> TASK OBJECTIVE: Locate each line with the string "index" in the listing below and copy it.
----------
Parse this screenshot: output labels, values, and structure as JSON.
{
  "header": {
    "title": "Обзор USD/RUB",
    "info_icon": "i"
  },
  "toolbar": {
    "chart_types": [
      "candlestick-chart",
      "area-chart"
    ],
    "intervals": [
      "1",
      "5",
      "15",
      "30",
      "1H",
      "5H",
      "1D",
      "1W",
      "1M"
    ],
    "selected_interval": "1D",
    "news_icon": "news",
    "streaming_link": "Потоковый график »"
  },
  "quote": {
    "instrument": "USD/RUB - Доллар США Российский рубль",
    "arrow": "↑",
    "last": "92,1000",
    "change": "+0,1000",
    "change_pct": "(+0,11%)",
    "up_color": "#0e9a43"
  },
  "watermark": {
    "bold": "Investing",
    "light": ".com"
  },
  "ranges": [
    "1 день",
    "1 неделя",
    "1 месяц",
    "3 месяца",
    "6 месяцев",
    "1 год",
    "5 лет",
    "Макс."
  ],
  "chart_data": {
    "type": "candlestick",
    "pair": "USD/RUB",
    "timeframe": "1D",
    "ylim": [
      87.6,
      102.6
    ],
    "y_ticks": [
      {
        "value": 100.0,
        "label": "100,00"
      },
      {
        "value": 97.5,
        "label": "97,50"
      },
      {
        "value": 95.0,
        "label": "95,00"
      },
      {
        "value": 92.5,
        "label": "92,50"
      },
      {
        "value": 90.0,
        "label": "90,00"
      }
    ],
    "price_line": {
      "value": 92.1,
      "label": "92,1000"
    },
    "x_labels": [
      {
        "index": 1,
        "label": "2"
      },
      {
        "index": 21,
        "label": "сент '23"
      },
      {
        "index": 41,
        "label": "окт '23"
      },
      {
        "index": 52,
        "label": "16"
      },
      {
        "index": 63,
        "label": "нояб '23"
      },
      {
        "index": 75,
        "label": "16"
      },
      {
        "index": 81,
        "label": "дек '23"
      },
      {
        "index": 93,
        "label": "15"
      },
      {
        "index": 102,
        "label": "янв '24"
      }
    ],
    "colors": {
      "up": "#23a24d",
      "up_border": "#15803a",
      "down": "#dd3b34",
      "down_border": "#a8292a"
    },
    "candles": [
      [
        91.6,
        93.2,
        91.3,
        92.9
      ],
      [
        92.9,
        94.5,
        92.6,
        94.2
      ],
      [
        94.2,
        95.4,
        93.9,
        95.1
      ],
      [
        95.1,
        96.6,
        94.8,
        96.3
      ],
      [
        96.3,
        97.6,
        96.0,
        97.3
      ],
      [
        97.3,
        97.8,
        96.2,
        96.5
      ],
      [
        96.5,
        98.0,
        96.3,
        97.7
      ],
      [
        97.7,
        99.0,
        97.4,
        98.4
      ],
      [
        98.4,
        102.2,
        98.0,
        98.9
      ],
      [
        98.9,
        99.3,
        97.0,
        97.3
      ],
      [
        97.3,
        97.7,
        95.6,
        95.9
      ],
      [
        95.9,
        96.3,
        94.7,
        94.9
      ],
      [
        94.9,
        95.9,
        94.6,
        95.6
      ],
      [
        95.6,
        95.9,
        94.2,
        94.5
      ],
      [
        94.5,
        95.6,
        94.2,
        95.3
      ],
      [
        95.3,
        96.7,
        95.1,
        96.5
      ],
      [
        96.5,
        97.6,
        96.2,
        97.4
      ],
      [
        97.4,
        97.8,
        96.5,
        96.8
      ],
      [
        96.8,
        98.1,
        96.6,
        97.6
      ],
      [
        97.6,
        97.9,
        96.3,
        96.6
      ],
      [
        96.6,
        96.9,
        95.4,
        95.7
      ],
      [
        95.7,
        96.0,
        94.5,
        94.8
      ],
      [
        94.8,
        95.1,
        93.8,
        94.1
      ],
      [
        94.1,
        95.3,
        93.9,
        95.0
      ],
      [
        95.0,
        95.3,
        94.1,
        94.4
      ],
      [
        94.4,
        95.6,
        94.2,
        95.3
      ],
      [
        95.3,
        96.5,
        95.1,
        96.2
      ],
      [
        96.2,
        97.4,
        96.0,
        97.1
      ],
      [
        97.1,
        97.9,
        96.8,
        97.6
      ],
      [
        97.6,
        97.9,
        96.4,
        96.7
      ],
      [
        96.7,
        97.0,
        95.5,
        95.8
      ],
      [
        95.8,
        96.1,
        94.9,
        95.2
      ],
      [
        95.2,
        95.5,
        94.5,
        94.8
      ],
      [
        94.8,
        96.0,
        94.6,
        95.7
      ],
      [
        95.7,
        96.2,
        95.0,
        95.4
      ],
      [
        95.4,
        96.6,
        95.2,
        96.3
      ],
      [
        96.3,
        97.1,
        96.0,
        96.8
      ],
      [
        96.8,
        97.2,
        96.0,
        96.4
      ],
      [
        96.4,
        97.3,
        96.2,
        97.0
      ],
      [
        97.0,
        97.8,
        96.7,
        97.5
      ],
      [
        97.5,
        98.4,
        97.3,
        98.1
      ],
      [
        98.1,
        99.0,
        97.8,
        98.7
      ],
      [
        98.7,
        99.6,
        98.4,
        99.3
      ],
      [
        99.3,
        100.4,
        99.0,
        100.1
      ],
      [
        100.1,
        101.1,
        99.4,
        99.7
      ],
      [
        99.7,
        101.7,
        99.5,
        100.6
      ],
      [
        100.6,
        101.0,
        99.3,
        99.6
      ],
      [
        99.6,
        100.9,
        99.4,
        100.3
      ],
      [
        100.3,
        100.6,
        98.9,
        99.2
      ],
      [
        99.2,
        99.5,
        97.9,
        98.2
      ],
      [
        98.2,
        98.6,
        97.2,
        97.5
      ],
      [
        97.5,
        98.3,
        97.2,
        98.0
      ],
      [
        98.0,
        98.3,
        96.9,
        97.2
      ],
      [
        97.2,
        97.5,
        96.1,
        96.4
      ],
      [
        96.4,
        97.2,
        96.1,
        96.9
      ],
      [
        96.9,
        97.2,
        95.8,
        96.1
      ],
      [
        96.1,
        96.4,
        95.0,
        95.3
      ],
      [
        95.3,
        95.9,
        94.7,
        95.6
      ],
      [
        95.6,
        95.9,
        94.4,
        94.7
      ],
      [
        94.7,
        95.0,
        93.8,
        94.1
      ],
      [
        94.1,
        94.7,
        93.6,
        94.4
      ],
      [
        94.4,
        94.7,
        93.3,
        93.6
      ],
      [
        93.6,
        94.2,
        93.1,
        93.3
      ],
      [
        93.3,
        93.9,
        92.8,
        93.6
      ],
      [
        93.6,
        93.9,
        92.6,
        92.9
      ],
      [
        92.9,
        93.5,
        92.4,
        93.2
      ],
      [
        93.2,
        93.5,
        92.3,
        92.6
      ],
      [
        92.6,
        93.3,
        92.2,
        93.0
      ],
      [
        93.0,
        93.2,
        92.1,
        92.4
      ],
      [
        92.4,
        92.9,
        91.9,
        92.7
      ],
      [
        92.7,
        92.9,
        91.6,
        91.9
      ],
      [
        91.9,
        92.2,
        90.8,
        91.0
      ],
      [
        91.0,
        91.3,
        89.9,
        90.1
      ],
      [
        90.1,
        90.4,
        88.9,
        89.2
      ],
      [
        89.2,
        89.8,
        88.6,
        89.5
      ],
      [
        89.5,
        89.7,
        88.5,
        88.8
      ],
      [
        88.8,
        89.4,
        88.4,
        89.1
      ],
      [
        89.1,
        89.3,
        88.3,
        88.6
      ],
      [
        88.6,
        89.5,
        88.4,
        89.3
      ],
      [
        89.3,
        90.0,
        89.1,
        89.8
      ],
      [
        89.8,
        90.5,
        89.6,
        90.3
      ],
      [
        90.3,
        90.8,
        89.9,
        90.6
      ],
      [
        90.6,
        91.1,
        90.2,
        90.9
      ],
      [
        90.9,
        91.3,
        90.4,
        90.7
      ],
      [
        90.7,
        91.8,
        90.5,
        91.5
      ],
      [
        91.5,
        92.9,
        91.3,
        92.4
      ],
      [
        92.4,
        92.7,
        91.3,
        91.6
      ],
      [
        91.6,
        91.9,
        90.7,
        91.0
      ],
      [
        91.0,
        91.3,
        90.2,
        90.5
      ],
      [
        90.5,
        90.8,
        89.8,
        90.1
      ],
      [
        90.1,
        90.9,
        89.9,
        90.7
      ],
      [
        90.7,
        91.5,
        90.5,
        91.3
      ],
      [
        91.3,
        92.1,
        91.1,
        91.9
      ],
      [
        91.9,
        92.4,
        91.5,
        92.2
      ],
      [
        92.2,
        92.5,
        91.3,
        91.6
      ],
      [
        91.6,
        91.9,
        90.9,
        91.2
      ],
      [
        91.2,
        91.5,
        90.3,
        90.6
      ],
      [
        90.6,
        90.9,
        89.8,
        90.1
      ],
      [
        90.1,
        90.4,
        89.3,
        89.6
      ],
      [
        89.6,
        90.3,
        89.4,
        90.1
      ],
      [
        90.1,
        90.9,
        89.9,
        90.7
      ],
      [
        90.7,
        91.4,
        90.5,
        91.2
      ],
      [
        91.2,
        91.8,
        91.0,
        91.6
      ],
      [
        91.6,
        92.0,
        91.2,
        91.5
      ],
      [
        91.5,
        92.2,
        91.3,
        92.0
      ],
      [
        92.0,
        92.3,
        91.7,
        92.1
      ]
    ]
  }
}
----------
> REPLY TO THE TASK:
        "index": 1,
        "index": 21,
        "index": 41,
        "index": 52,
        "index": 63,
        "index": 75,
        "index": 81,
        "index": 93,
        "index": 102,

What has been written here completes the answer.